- [Task to carry out]:
The entire listing is to be repeated verbatim.

====== Data rows ======

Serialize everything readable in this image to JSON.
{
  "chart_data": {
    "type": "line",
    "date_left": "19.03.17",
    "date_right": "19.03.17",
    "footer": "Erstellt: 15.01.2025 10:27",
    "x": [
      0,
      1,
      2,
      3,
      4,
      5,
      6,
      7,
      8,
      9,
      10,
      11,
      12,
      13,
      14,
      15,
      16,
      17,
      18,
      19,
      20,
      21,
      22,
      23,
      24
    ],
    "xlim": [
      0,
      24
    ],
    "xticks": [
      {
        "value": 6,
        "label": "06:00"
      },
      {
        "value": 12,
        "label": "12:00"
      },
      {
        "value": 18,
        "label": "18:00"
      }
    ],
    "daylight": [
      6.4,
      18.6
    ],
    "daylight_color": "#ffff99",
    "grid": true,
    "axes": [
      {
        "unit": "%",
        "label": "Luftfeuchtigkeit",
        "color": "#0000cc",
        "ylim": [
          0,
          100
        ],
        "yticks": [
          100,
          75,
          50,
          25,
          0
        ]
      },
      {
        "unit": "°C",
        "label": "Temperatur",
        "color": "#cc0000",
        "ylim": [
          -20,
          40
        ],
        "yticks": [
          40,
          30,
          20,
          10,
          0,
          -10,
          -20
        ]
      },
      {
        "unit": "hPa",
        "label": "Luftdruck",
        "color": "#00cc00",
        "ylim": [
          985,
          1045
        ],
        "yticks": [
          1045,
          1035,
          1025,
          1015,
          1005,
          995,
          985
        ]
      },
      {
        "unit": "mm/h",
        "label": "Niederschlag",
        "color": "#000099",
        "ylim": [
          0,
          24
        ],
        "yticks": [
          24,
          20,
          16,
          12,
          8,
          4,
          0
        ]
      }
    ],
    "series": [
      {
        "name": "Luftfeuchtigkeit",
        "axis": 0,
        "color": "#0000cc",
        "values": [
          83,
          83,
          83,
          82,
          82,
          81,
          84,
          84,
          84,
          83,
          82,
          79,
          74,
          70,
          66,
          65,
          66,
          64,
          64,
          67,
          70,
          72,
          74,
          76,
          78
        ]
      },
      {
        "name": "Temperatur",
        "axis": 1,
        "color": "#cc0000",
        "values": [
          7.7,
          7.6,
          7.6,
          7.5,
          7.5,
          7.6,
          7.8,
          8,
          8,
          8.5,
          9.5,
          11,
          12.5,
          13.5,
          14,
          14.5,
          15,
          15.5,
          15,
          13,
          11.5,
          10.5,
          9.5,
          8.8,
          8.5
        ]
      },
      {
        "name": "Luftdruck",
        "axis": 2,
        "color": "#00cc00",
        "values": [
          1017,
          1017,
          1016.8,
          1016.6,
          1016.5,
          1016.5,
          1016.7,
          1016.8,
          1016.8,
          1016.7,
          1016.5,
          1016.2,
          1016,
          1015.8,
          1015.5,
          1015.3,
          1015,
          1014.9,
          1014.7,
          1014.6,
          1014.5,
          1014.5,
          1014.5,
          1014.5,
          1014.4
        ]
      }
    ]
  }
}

======

- [Task answer]:
Serialize everything readable in this image to JSON.
{
  "chart_data": {
    "type": "line",
    "date_left": "19.03.17",
    "date_right": "19.03.17",
    "footer": "Erstellt: 15.01.2025 10:27",
    "x": [
      0,
      1,
      2,
      3,
      4,
      5,
      6,
      7,
      8,
      9,
      10,
      11,
      12,
      13,
      14,
      15,
      16,
      17,
      18,
      19,
      20,
      21,
      22,
      23,
      24
    ],
    "xlim": [
      0,
      24
    ],
    "xticks": [
      {
        "value": 6,
        "label": "06:00"
      },
      {
        "value": 12,
        "label": "12:00"
      },
      {
        "value": 18,
        "label": "18:00"
      }
    ],
    "daylight": [
      6.4,
      18.6
    ],
    "daylight_color": "#ffff99",
    "grid": true,
    "axes": [
      {
        "unit": "%",
        "label": "Luftfeuchtigkeit",
        "color": "#0000cc",
        "ylim": [
          0,
          100
        ],
        "yticks": [
          100,
          75,
          50,
          25,
          0
        ]
      },
      {
        "unit": "°C",
        "label": "Temperatur",
        "color": "#cc0000",
        "ylim": [
          -20,
          40
        ],
        "yticks": [
          40,
          30,
          20,
          10,
          0,
          -10,
          -20
        ]
      },
      {
        "unit": "hPa",
        "label": "Luftdruck",
        "color": "#00cc00",
        "ylim": [
          985,
          1045
        ],
        "yticks": [
          1045,
          1035,
          1025,
          1015,
          1005,
          995,
          985
        ]
      },
      {
        "unit": "mm/h",
        "label": "Niederschlag",
        "color": "#000099",
        "ylim": [
          0,
          24
        ],
        "yticks": [
          24,
          20,
          16,
          12,
          8,
          4,
          0
        ]
      }
    ],
    "series": [
      {
        "name": "Luftfeuchtigkeit",
        "axis": 0,
        "color": "#0000cc",
        "values": [
          83,
          83,
          83,
          82,
          82,
          81,
          84,
          84,
          84,
          83,
          82,
          79,
          74,
          70,
          66,
          65,
          66,
          64,
          64,
          67,
          70,
          72,
          74,
          76,
          78
        ]
      },
      {
        "name": "Temperatur",
        "axis": 1,
        "color": "#cc0000",
        "values": [
          7.7,
          7.6,
          7.6,
          7.5,
          7.5,
          7.6,
          7.8,
          8,
          8,
          8.5,
          9.5,
          11,
          12.5,
          13.5,
          14,
          14.5,
          15,
          15.5,
          15,
          13,
          11.5,
          10.5,
          9.5,
          8.8,
          8.5
        ]
      },
      {
        "name": "Luftdruck",
        "axis": 2,
        "color": "#00cc00",
        "values": [
          1017,
          1017,
          1016.8,
          1016.6,
          1016.5,
          1016.5,
          1016.7,
          1016.8,
          1016.8,
          1016.7,
          1016.5,
          1016.2,
          1016,
          1015.8,
          1015.5,
          1015.3,
          1015,
          1014.9,
          1014.7,
          1014.6,
          1014.5,
          1014.5,
          1014.5,
          1014.5,
          1014.4
        ]
      }
    ]
  }
}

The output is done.